_Goal:_
Look at the entries below and reproduce them exactly.

_Data:_
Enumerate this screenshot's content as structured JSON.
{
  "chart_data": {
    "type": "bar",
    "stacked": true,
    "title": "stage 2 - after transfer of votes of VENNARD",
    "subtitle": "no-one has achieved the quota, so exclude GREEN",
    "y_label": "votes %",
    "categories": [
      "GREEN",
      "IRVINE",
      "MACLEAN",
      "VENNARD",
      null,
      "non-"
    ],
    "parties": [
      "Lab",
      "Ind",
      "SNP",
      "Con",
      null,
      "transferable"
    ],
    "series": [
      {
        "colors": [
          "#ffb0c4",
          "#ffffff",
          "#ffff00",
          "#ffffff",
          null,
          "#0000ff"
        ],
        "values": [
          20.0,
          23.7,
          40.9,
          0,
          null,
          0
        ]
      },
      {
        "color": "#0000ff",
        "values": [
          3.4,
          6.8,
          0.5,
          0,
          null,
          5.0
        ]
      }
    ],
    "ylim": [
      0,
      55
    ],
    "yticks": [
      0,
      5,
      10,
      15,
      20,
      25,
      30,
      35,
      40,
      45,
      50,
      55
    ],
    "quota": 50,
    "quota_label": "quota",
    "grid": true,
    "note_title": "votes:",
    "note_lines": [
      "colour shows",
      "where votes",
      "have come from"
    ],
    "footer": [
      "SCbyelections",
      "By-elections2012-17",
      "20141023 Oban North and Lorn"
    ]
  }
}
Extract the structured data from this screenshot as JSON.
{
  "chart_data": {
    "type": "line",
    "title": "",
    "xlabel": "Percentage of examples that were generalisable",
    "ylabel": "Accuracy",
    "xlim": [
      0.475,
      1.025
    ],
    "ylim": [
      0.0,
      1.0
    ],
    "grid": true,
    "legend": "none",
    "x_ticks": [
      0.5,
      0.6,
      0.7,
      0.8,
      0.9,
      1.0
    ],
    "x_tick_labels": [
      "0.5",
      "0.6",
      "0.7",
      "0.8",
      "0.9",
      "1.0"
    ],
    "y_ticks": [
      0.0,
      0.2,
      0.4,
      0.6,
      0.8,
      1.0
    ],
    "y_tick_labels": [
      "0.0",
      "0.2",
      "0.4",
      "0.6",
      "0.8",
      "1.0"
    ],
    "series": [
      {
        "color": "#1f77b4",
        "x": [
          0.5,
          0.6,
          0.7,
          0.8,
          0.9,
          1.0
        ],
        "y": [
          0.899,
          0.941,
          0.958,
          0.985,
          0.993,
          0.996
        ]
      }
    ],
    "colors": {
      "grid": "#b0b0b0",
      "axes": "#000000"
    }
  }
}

_Output:_
Enumerate this screenshot's content as structured JSON.
{
  "chart_data": {
    "type": "bar",
    "stacked": true,
    "title": "stage 2 - after transfer of votes of VENNARD",
    "subtitle": "no-one has achieved the quota, so exclude GREEN",
    "y_label": "votes %",
    "categories": [
      "GREEN",
      "IRVINE",
      "MACLEAN",
      "VENNARD",
      null,
      "non-"
    ],
    "parties": [
      "Lab",
      "Ind",
      "SNP",
      "Con",
      null,
      "transferable"
    ],
    "series": [
      {
        "colors": [
          "#ffb0c4",
          "#ffffff",
          "#ffff00",
          "#ffffff",
          null,
          "#0000ff"
        ],
        "values": [
          20.0,
          23.7,
          40.9,
          0,
          null,
          0
        ]
      },
      {
        "color": "#0000ff",
        "values": [
          3.4,
          6.8,
          0.5,
          0,
          null,
          5.0
        ]
      }
    ],
    "ylim": [
      0,
      55
    ],
    "yticks": [
      0,
      5,
      10,
      15,
      20,
      25,
      30,
      35,
      40,
      45,
      50,
      55
    ],
    "quota": 50,
    "quota_label": "quota",
    "grid": true,
    "note_title": "votes:",
    "note_lines": [
      "colour shows",
      "where votes",
      "have come from"
    ],
    "footer": [
      "SCbyelections",
      "By-elections2012-17",
      "20141023 Oban North and Lorn"
    ]
  }
}
Extract the structured data from this screenshot as JSON.
{
  "chart_data": {
    "type": "line",
    "title": "",
    "xlabel": "Percentage of examples that were generalisable",
    "ylabel": "Accuracy",
    "xlim": [
      0.475,
      1.025
    ],
    "ylim": [
      0.0,
      1.0
    ],
    "grid": true,
    "legend": "none",
    "x_ticks": [
      0.5,
      0.6,
      0.7,
      0.8,
      0.9,
      1.0
    ],
    "x_tick_labels": [
      "0.5",
      "0.6",
      "0.7",
      "0.8",
      "0.9",
      "1.0"
    ],
    "y_ticks": [
      0.0,
      0.2,
      0.4,
      0.6,
      0.8,
      1.0
    ],
    "y_tick_labels": [
      "0.0",
      "0.2",
      "0.4",
      "0.6",
      "0.8",
      "1.0"
    ],
    "series": [
      {
        "color": "#1f77b4",
        "x": [
          0.5,
          0.6,
          0.7,
          0.8,
          0.9,
          1.0
        ],
        "y": [
          0.899,
          0.941,
          0.958,
          0.985,
          0.993,
          0.996
        ]
      }
    ],
    "colors": {
      "grid": "#b0b0b0",
      "axes": "#000000"
    }
  }
}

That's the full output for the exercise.